> [GIVEN REQUEST]:
Keep only those lines of the records that include the string "economy".

★ ★ ★ ★ ★ ★ ★

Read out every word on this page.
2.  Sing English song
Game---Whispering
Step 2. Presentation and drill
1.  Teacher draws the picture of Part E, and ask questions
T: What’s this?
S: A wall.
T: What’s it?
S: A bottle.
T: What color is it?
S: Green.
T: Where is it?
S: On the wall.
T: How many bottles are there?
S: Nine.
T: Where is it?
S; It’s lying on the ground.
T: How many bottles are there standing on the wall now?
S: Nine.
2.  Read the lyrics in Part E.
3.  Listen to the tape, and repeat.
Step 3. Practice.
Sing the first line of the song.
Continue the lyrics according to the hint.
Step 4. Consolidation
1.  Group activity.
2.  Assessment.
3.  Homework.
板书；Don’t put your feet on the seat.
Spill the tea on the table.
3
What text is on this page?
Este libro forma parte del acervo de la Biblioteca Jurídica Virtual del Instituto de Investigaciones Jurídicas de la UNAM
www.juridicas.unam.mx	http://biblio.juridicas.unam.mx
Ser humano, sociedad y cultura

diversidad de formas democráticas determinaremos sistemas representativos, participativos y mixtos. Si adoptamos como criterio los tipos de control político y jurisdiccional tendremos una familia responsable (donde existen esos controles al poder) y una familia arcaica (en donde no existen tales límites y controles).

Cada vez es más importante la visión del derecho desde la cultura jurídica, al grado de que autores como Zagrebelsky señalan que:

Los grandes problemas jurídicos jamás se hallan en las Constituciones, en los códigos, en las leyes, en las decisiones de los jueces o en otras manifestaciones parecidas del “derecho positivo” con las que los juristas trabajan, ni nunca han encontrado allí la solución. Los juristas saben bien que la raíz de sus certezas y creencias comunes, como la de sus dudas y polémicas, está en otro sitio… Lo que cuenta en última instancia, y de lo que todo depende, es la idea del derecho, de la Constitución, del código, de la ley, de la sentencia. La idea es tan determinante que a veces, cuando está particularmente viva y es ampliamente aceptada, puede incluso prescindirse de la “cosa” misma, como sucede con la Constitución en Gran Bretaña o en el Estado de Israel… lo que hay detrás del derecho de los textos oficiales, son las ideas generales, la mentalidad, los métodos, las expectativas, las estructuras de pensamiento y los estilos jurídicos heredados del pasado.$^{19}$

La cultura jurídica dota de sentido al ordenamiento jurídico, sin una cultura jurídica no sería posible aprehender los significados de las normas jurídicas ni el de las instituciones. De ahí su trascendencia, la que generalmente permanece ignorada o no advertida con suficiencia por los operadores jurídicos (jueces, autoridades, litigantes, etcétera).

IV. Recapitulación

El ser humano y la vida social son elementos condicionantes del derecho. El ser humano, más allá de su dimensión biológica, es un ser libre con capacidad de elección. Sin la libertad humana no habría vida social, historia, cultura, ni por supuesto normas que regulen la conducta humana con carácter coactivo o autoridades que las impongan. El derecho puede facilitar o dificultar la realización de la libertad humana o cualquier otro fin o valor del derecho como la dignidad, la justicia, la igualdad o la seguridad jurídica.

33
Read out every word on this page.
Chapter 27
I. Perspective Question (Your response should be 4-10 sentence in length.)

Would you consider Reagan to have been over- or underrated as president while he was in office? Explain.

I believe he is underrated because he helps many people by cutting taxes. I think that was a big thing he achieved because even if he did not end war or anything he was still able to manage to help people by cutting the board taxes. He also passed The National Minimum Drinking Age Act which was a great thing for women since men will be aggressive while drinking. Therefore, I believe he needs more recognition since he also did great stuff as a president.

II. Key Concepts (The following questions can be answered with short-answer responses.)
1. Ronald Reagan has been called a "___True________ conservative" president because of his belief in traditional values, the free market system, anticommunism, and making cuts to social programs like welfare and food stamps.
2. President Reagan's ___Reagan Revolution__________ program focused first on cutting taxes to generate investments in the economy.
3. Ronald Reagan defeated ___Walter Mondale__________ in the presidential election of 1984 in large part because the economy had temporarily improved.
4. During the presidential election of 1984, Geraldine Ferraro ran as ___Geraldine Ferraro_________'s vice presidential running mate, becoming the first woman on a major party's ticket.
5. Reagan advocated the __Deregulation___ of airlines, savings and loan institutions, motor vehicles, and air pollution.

★ ★ ★ ★ ★ ★ ★

> [SOLUTION TO THE PROBLEM]:
2. President Reagan's ___Reagan Revolution__________ program focused first on cutting taxes to generate investments in the economy.
3. Ronald Reagan defeated ___Walter Mondale__________ in the presidential election of 1984 in large part because the economy had temporarily improved.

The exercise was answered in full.